> _RECORDS TO PROCESS_

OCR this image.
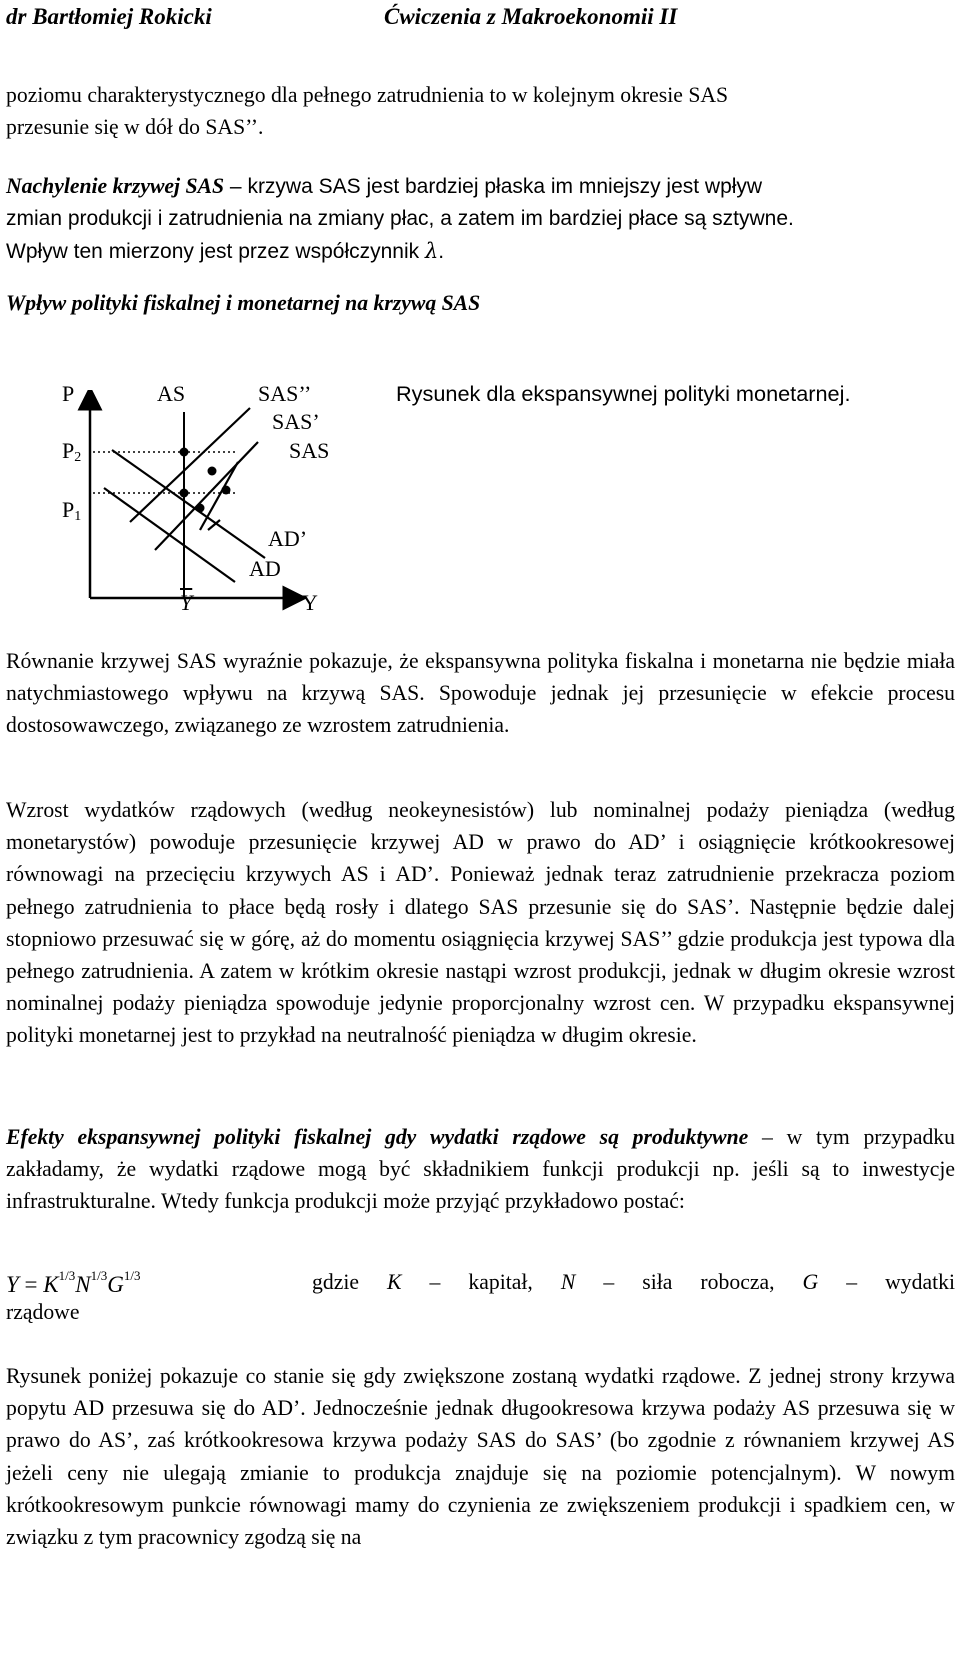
dr Bartłomiej Rokicki	Ćwiczenia z Makroekonomii II

poziomu charakterystycznego dla pełnego zatrudnienia to w kolejnym okresie SAS
przesunie się w dół do SAS’’.

Nachylenie krzywej SAS – krzywa SAS jest bardziej płaska im mniejszy jest wpływ
zmian produkcji i zatrudnienia na zmiany płac, a zatem im bardziej płace są sztywne.
Wpływ ten mierzony jest przez współczynnik λ.

Wpływ polityki fiskalnej i monetarnej na krzywą SAS
P
$P_2$
$P_1$
AS	SAS’’
SAS’
SAS
AD’
AD
$\overline{Y}$	Y
Rysunek dla ekspansywnej polityki monetarnej.

Równanie krzywej SAS wyraźnie pokazuje, że ekspansywna polityka fiskalna i monetarna nie będzie miała natychmiastowego wpływu na krzywą SAS. Spowoduje jednak jej przesunięcie w efekcie procesu dostosowawczego, związanego ze wzrostem zatrudnienia.

Wzrost wydatków rządowych (według neokeynesistów) lub nominalnej podaży pieniądza (według monetarystów) powoduje przesunięcie krzywej AD w prawo do AD’ i osiągnięcie krótkookresowej równowagi na przecięciu krzywych AS i AD’. Ponieważ jednak teraz zatrudnienie przekracza poziom pełnego zatrudnienia to płace będą rosły i dlatego SAS przesunie się do SAS’. Następnie będzie dalej stopniowo przesuwać się w górę, aż do momentu osiągnięcia krzywej SAS’’ gdzie produkcja jest typowa dla pełnego zatrudnienia. A zatem w krótkim okresie nastąpi wzrost produkcji, jednak w długim okresie wzrost nominalnej podaży pieniądza spowoduje jedynie proporcjonalny wzrost cen. W przypadku ekspansywnej polityki monetarnej jest to przykład na neutralność pieniądza w długim okresie.

Efekty ekspansywnej polityki fiskalnej gdy wydatki rządowe są produktywne – w tym przypadku zakładamy, że wydatki rządowe mogą być składnikiem funkcji produkcji np. jeśli są to inwestycje infrastrukturalne. Wtedy funkcja produkcji może przyjąć przykładowo postać:

$Y = K^{1/3}N^{1/3}G^{1/3}$	gdzie K – kapitał, N – siła robocza, G – wydatki
rządowe

Rysunek poniżej pokazuje co stanie się gdy zwiększone zostaną wydatki rządowe. Z jednej strony krzywa popytu AD przesuwa się do AD’. Jednocześnie jednak długookresowa krzywa podaży AS przesuwa się w prawo do AS’, zaś krótkookresowa krzywa podaży SAS do SAS’ (bo zgodnie z równaniem krzywej AS jeżeli ceny nie ulegają zmianie to produkcja znajduje się na poziomie potencjalnym). W nowym krótkookresowym punkcie równowagi mamy do czynienia ze zwiększeniem produkcji i spadkiem cen, w związku z tym pracownicy zgodzą się na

> _WORK TO COMPLETE_
Without the pictures, write out all of the material exactly.

> _WRITTEN RESPONSE_
OCR this image.
dr Bartłomiej Rokicki	Ćwiczenia z Makroekonomii II

poziomu charakterystycznego dla pełnego zatrudnienia to w kolejnym okresie SAS
przesunie się w dół do SAS’’.

Nachylenie krzywej SAS – krzywa SAS jest bardziej płaska im mniejszy jest wpływ
zmian produkcji i zatrudnienia na zmiany płac, a zatem im bardziej płace są sztywne.
Wpływ ten mierzony jest przez współczynnik λ.

Wpływ polityki fiskalnej i monetarnej na krzywą SAS
P
$P_2$
$P_1$
AS	SAS’’
SAS’
SAS
AD’
AD
$\overline{Y}$	Y
Rysunek dla ekspansywnej polityki monetarnej.

Równanie krzywej SAS wyraźnie pokazuje, że ekspansywna polityka fiskalna i monetarna nie będzie miała natychmiastowego wpływu na krzywą SAS. Spowoduje jednak jej przesunięcie w efekcie procesu dostosowawczego, związanego ze wzrostem zatrudnienia.

Wzrost wydatków rządowych (według neokeynesistów) lub nominalnej podaży pieniądza (według monetarystów) powoduje przesunięcie krzywej AD w prawo do AD’ i osiągnięcie krótkookresowej równowagi na przecięciu krzywych AS i AD’. Ponieważ jednak teraz zatrudnienie przekracza poziom pełnego zatrudnienia to płace będą rosły i dlatego SAS przesunie się do SAS’. Następnie będzie dalej stopniowo przesuwać się w górę, aż do momentu osiągnięcia krzywej SAS’’ gdzie produkcja jest typowa dla pełnego zatrudnienia. A zatem w krótkim okresie nastąpi wzrost produkcji, jednak w długim okresie wzrost nominalnej podaży pieniądza spowoduje jedynie proporcjonalny wzrost cen. W przypadku ekspansywnej polityki monetarnej jest to przykład na neutralność pieniądza w długim okresie.

Efekty ekspansywnej polityki fiskalnej gdy wydatki rządowe są produktywne – w tym przypadku zakładamy, że wydatki rządowe mogą być składnikiem funkcji produkcji np. jeśli są to inwestycje infrastrukturalne. Wtedy funkcja produkcji może przyjąć przykładowo postać:

$Y = K^{1/3}N^{1/3}G^{1/3}$	gdzie K – kapitał, N – siła robocza, G – wydatki
rządowe

Rysunek poniżej pokazuje co stanie się gdy zwiększone zostaną wydatki rządowe. Z jednej strony krzywa popytu AD przesuwa się do AD’. Jednocześnie jednak długookresowa krzywa podaży AS przesuwa się w prawo do AS’, zaś krótkookresowa krzywa podaży SAS do SAS’ (bo zgodnie z równaniem krzywej AS jeżeli ceny nie ulegają zmianie to produkcja znajduje się na poziomie potencjalnym). W nowym krótkookresowym punkcie równowagi mamy do czynienia ze zwiększeniem produkcji i spadkiem cen, w związku z tym pracownicy zgodzą się na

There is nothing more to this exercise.